Request:
Produce a verbatim copy of the entries listed below.

--- start of Stored records ---

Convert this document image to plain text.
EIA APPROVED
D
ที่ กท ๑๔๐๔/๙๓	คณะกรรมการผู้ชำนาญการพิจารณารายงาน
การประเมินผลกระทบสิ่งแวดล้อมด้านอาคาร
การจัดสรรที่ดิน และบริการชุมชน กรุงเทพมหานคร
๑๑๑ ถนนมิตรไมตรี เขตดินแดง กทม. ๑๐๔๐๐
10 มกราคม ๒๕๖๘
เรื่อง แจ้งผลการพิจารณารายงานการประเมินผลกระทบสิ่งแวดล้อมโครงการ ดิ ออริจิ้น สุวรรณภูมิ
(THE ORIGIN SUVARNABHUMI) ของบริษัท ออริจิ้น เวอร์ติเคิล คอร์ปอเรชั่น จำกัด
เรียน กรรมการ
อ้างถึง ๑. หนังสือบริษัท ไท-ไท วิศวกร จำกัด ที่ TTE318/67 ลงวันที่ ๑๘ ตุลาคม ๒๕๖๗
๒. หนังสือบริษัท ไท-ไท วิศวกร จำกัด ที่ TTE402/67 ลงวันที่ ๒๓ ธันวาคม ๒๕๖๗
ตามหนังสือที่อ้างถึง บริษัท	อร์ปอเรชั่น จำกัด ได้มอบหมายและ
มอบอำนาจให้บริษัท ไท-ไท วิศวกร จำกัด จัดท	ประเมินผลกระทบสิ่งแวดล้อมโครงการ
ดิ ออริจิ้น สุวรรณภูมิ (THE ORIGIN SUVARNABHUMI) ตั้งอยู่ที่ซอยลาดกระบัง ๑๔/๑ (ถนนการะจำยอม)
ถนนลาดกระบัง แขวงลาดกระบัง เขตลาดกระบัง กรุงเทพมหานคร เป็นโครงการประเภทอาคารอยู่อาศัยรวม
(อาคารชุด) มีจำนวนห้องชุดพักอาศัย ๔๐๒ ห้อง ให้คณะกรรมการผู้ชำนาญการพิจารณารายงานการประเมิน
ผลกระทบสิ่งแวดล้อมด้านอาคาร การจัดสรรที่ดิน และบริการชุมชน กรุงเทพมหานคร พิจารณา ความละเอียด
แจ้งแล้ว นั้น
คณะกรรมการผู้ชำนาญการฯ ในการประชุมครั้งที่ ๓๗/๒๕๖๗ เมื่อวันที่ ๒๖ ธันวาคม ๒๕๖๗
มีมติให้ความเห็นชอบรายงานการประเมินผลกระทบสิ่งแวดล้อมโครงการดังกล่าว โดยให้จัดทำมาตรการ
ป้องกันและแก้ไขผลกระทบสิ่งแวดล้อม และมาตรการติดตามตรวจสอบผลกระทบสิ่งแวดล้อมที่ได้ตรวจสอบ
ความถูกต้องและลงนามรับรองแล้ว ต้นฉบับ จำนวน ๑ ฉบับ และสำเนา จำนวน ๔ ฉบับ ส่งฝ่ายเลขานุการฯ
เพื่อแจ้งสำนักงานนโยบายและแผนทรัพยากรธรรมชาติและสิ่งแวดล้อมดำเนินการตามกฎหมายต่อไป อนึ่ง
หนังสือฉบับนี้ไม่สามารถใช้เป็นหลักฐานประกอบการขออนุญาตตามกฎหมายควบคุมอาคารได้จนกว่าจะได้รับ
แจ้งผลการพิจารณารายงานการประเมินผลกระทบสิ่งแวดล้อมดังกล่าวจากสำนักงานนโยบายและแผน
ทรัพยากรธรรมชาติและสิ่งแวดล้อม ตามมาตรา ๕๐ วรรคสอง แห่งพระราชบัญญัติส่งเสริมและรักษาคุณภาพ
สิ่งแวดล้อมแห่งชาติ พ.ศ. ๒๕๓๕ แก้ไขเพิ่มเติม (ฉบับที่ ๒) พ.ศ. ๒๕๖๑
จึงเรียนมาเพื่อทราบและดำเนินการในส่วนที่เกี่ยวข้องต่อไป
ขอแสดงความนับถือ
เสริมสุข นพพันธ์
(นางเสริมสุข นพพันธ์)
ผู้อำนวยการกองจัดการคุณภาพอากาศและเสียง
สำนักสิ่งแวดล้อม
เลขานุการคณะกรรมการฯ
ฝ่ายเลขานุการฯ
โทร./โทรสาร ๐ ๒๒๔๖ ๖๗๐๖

--- end of Stored records ---

Reply:
Convert this document image to plain text.
EIA APPROVED
D
ที่ กท ๑๔๐๔/๙๓	คณะกรรมการผู้ชำนาญการพิจารณารายงาน
การประเมินผลกระทบสิ่งแวดล้อมด้านอาคาร
การจัดสรรที่ดิน และบริการชุมชน กรุงเทพมหานคร
๑๑๑ ถนนมิตรไมตรี เขตดินแดง กทม. ๑๐๔๐๐
10 มกราคม ๒๕๖๘
เรื่อง แจ้งผลการพิจารณารายงานการประเมินผลกระทบสิ่งแวดล้อมโครงการ ดิ ออริจิ้น สุวรรณภูมิ
(THE ORIGIN SUVARNABHUMI) ของบริษัท ออริจิ้น เวอร์ติเคิล คอร์ปอเรชั่น จำกัด
เรียน กรรมการ
อ้างถึง ๑. หนังสือบริษัท ไท-ไท วิศวกร จำกัด ที่ TTE318/67 ลงวันที่ ๑๘ ตุลาคม ๒๕๖๗
๒. หนังสือบริษัท ไท-ไท วิศวกร จำกัด ที่ TTE402/67 ลงวันที่ ๒๓ ธันวาคม ๒๕๖๗
ตามหนังสือที่อ้างถึง บริษัท	อร์ปอเรชั่น จำกัด ได้มอบหมายและ
มอบอำนาจให้บริษัท ไท-ไท วิศวกร จำกัด จัดท	ประเมินผลกระทบสิ่งแวดล้อมโครงการ
ดิ ออริจิ้น สุวรรณภูมิ (THE ORIGIN SUVARNABHUMI) ตั้งอยู่ที่ซอยลาดกระบัง ๑๔/๑ (ถนนการะจำยอม)
ถนนลาดกระบัง แขวงลาดกระบัง เขตลาดกระบัง กรุงเทพมหานคร เป็นโครงการประเภทอาคารอยู่อาศัยรวม
(อาคารชุด) มีจำนวนห้องชุดพักอาศัย ๔๐๒ ห้อง ให้คณะกรรมการผู้ชำนาญการพิจารณารายงานการประเมิน
ผลกระทบสิ่งแวดล้อมด้านอาคาร การจัดสรรที่ดิน และบริการชุมชน กรุงเทพมหานคร พิจารณา ความละเอียด
แจ้งแล้ว นั้น
คณะกรรมการผู้ชำนาญการฯ ในการประชุมครั้งที่ ๓๗/๒๕๖๗ เมื่อวันที่ ๒๖ ธันวาคม ๒๕๖๗
มีมติให้ความเห็นชอบรายงานการประเมินผลกระทบสิ่งแวดล้อมโครงการดังกล่าว โดยให้จัดทำมาตรการ
ป้องกันและแก้ไขผลกระทบสิ่งแวดล้อม และมาตรการติดตามตรวจสอบผลกระทบสิ่งแวดล้อมที่ได้ตรวจสอบ
ความถูกต้องและลงนามรับรองแล้ว ต้นฉบับ จำนวน ๑ ฉบับ และสำเนา จำนวน ๔ ฉบับ ส่งฝ่ายเลขานุการฯ
เพื่อแจ้งสำนักงานนโยบายและแผนทรัพยากรธรรมชาติและสิ่งแวดล้อมดำเนินการตามกฎหมายต่อไป อนึ่ง
หนังสือฉบับนี้ไม่สามารถใช้เป็นหลักฐานประกอบการขออนุญาตตามกฎหมายควบคุมอาคารได้จนกว่าจะได้รับ
แจ้งผลการพิจารณารายงานการประเมินผลกระทบสิ่งแวดล้อมดังกล่าวจากสำนักงานนโยบายและแผน
ทรัพยากรธรรมชาติและสิ่งแวดล้อม ตามมาตรา ๕๐ วรรคสอง แห่งพระราชบัญญัติส่งเสริมและรักษาคุณภาพ
สิ่งแวดล้อมแห่งชาติ พ.ศ. ๒๕๓๕ แก้ไขเพิ่มเติม (ฉบับที่ ๒) พ.ศ. ๒๕๖๑
จึงเรียนมาเพื่อทราบและดำเนินการในส่วนที่เกี่ยวข้องต่อไป
ขอแสดงความนับถือ
เสริมสุข นพพันธ์
(นางเสริมสุข นพพันธ์)
ผู้อำนวยการกองจัดการคุณภาพอากาศและเสียง
สำนักสิ่งแวดล้อม
เลขานุการคณะกรรมการฯ
ฝ่ายเลขานุการฯ
โทร./โทรสาร ๐ ๒๒๔๖ ๖๗๐๖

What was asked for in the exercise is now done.